Dataset excerpts
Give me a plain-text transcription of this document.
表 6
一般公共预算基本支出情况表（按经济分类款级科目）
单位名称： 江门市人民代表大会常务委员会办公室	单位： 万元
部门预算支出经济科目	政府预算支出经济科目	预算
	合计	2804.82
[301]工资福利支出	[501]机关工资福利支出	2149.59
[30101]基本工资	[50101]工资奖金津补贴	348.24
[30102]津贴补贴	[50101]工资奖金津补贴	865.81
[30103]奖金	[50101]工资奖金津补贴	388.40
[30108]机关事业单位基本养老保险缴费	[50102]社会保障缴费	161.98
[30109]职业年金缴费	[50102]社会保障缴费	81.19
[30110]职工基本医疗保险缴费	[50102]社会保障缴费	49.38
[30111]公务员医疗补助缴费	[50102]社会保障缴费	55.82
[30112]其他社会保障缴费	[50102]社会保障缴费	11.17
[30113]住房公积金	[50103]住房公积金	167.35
==
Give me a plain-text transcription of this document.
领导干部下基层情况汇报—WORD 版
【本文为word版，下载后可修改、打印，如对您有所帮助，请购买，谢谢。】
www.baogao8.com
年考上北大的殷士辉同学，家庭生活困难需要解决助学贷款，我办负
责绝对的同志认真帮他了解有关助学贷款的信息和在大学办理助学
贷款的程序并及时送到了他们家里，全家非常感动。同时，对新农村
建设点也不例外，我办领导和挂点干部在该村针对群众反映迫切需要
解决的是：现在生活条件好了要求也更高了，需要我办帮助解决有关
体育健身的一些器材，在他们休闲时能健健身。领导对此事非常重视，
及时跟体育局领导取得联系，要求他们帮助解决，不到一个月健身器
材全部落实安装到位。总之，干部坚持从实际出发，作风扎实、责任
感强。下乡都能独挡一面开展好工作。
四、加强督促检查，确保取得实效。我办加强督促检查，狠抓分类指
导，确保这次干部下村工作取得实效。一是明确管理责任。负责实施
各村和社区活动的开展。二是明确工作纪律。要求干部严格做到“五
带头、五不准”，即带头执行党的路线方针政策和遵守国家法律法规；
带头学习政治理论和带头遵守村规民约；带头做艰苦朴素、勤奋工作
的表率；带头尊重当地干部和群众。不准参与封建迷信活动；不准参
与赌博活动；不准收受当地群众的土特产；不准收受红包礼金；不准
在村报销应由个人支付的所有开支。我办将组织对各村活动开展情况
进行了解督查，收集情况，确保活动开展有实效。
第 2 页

What needs to be done
Look through the entries above and report each line where the string "工资奖金津补贴" occurs.

Task solution
[30101]基本工资	[50101]工资奖金津补贴	348.24
[30102]津贴补贴	[50101]工资奖金津补贴	865.81
[30103]奖金	[50101]工资奖金津补贴	388.40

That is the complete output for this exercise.